**What you need to do**
Would you copy only the lines below, from the one containing "Decode this image" through the very last one, leaving the pictures out?

**Data rows**
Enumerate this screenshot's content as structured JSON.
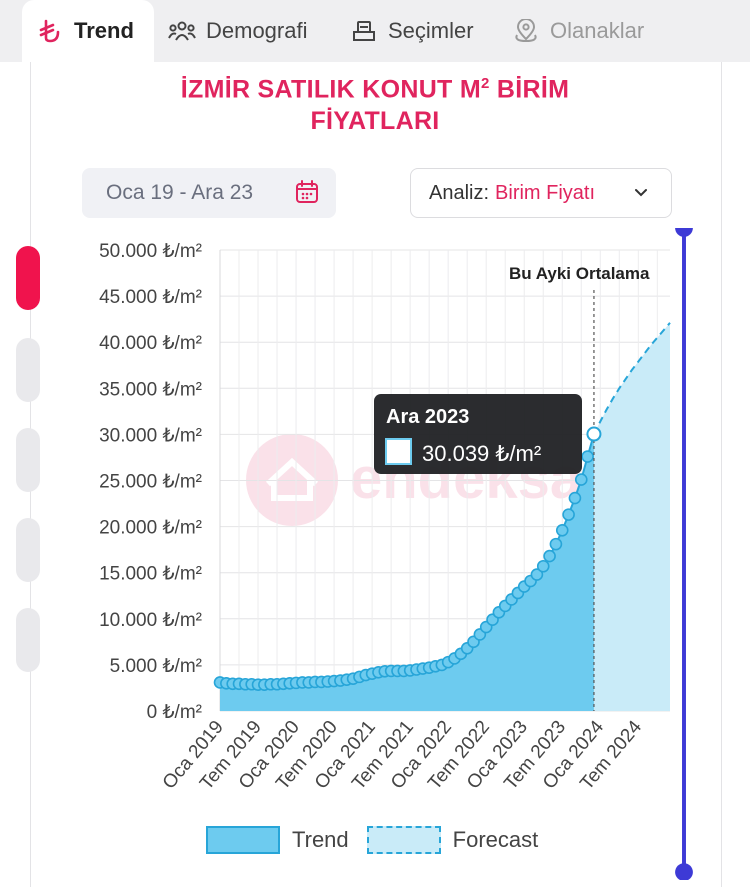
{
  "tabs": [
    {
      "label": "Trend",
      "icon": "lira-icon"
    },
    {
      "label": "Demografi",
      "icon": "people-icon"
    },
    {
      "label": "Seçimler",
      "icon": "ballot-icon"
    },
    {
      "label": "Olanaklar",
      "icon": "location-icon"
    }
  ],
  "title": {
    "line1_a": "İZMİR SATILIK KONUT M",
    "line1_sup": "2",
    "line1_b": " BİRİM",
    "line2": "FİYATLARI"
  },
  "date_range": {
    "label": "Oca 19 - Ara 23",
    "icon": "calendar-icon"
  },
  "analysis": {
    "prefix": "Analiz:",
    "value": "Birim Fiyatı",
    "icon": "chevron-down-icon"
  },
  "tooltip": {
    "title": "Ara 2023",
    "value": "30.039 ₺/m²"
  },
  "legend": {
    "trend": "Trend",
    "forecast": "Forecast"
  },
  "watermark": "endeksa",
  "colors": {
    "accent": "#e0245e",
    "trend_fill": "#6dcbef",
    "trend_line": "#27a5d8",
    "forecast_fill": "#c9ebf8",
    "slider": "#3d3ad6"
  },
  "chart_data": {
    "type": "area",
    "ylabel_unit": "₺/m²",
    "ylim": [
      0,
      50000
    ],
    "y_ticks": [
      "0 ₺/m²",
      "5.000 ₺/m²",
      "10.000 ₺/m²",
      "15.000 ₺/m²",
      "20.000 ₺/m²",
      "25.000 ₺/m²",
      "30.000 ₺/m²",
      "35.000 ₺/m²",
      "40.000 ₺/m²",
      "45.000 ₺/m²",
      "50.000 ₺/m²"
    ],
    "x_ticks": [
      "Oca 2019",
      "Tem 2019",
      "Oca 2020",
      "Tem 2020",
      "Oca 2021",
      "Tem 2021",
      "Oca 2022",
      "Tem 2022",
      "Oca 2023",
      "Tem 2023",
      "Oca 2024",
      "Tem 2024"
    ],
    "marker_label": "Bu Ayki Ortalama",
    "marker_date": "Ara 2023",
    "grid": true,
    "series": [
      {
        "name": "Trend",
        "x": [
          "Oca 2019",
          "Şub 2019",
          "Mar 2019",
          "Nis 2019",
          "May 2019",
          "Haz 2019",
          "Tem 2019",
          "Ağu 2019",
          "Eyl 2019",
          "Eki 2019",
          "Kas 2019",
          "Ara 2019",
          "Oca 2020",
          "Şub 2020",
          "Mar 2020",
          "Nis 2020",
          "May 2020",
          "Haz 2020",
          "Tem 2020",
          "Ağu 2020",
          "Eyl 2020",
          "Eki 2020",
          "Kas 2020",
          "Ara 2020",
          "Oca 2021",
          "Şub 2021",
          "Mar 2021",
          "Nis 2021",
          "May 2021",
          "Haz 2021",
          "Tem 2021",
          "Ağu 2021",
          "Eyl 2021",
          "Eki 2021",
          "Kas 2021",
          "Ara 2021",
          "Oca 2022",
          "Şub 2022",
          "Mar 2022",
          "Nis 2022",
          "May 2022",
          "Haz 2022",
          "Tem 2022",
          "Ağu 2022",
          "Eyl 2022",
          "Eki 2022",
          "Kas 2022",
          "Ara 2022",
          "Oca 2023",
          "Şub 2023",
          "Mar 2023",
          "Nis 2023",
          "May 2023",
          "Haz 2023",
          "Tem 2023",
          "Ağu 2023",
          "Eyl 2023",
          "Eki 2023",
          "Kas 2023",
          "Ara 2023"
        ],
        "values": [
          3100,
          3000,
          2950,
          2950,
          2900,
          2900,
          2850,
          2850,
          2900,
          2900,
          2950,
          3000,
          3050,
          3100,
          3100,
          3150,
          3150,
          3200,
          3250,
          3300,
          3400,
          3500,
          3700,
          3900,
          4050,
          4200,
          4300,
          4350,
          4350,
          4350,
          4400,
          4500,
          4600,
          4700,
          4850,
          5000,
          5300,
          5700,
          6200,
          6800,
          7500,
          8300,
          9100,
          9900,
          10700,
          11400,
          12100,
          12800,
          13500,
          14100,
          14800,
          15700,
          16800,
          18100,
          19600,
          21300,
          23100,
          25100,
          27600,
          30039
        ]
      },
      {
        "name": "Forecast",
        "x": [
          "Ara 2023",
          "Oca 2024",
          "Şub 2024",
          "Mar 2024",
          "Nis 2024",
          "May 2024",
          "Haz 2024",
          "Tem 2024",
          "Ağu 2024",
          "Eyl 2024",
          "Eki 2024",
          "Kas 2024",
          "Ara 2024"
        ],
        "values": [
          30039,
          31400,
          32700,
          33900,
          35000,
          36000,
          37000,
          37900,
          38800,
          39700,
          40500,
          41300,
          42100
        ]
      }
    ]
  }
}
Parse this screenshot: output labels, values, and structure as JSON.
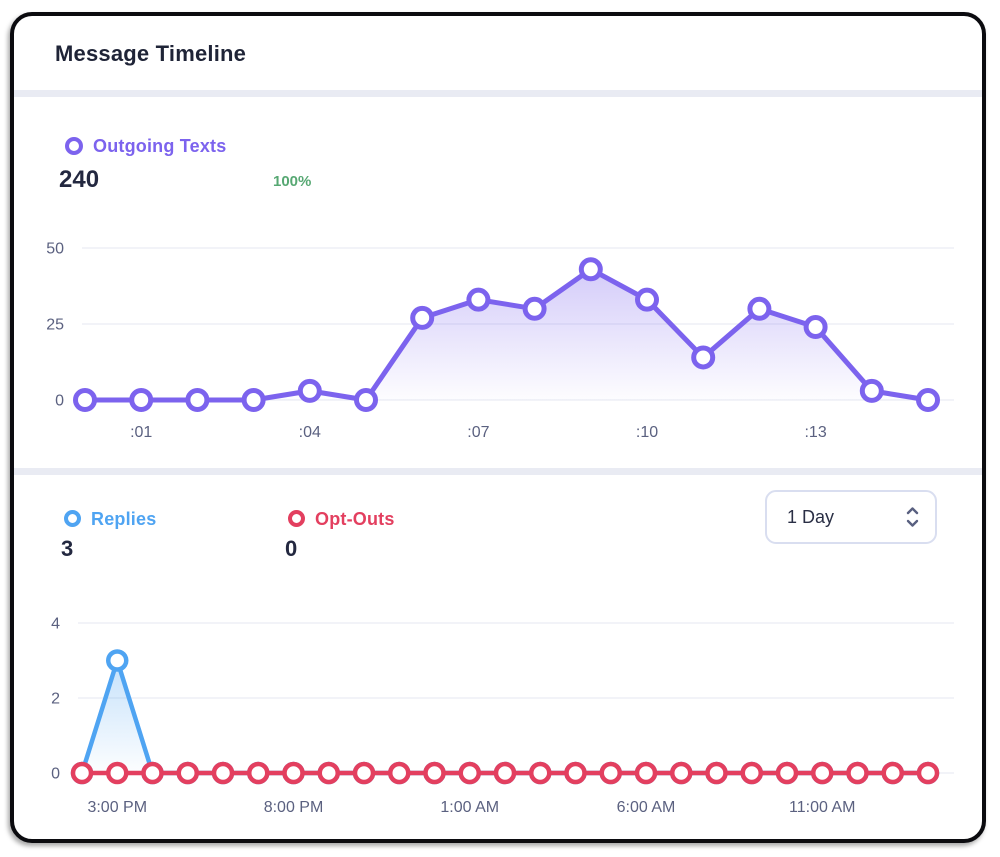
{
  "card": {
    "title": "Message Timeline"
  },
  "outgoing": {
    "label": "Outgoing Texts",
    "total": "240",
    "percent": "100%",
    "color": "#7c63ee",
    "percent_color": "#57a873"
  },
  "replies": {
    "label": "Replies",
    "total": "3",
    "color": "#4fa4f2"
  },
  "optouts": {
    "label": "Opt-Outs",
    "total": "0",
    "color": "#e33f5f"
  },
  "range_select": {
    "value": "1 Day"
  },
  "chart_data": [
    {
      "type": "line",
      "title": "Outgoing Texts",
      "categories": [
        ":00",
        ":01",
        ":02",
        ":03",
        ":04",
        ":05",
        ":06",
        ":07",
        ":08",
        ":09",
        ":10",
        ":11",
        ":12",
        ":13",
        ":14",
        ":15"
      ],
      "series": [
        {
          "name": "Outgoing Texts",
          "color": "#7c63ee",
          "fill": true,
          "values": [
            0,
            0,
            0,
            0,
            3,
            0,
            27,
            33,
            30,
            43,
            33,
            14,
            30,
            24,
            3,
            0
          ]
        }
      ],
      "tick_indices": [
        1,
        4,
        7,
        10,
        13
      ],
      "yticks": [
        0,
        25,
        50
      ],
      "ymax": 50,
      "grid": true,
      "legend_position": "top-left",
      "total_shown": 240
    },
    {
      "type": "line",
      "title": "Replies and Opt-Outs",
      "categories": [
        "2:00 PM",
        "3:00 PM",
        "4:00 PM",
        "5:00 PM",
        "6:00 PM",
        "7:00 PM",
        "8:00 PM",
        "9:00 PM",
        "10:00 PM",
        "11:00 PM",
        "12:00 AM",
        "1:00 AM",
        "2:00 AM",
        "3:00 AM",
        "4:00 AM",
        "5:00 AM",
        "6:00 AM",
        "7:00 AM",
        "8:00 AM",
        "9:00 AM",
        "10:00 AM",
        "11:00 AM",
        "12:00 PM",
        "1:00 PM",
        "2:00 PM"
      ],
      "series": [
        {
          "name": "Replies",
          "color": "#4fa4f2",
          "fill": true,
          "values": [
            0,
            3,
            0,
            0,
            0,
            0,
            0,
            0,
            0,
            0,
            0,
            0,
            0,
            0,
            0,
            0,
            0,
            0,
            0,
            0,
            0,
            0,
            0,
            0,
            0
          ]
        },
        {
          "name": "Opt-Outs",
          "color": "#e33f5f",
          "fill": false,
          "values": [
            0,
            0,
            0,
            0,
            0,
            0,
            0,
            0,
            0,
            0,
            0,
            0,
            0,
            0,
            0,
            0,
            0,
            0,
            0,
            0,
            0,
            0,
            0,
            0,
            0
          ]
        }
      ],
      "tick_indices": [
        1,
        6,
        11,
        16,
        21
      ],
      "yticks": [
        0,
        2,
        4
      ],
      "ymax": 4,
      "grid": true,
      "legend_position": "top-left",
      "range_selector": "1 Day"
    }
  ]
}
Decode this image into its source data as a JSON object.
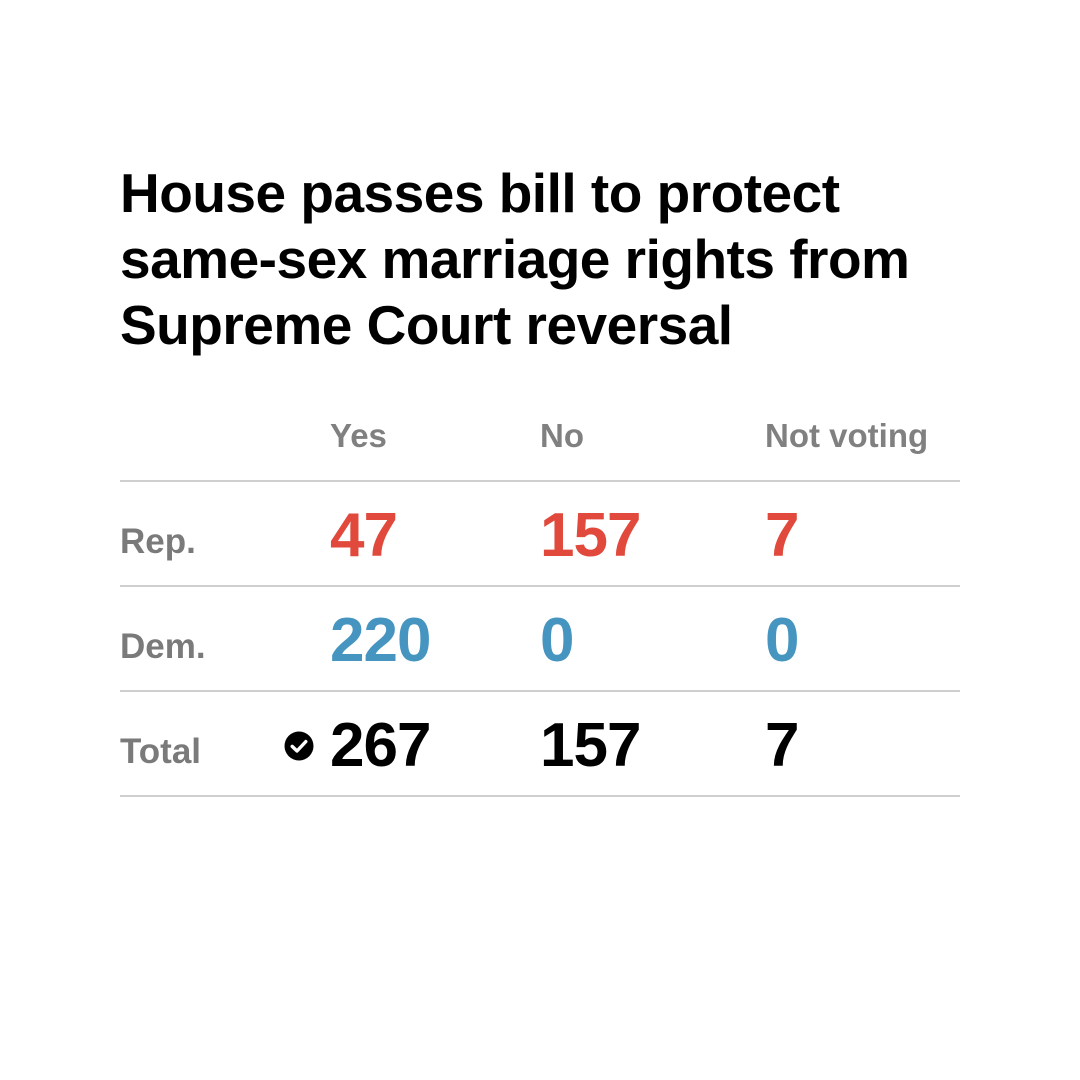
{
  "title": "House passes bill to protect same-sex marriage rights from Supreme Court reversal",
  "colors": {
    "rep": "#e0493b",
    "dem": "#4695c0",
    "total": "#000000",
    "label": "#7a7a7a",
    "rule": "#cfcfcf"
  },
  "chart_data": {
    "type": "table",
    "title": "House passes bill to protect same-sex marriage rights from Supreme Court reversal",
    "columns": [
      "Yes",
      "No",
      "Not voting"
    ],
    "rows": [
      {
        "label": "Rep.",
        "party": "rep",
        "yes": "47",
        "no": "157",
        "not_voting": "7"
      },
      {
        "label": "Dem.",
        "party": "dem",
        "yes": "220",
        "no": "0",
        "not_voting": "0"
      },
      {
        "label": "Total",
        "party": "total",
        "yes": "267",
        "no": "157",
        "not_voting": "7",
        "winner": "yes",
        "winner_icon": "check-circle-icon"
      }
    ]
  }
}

**Result below**
Decode this image into its source data as a JSON object.
{
  "title": "House passes bill to protect same-sex marriage rights from Supreme Court reversal",
  "colors": {
    "rep": "#e0493b",
    "dem": "#4695c0",
    "total": "#000000",
    "label": "#7a7a7a",
    "rule": "#cfcfcf"
  },
  "chart_data": {
    "type": "table",
    "title": "House passes bill to protect same-sex marriage rights from Supreme Court reversal",
    "columns": [
      "Yes",
      "No",
      "Not voting"
    ],
    "rows": [
      {
        "label": "Rep.",
        "party": "rep",
        "yes": "47",
        "no": "157",
        "not_voting": "7"
      },
      {
        "label": "Dem.",
        "party": "dem",
        "yes": "220",
        "no": "0",
        "not_voting": "0"
      },
      {
        "label": "Total",
        "party": "total",
        "yes": "267",
        "no": "157",
        "not_voting": "7",
        "winner": "yes",
        "winner_icon": "check-circle-icon"
      }
    ]
  }
}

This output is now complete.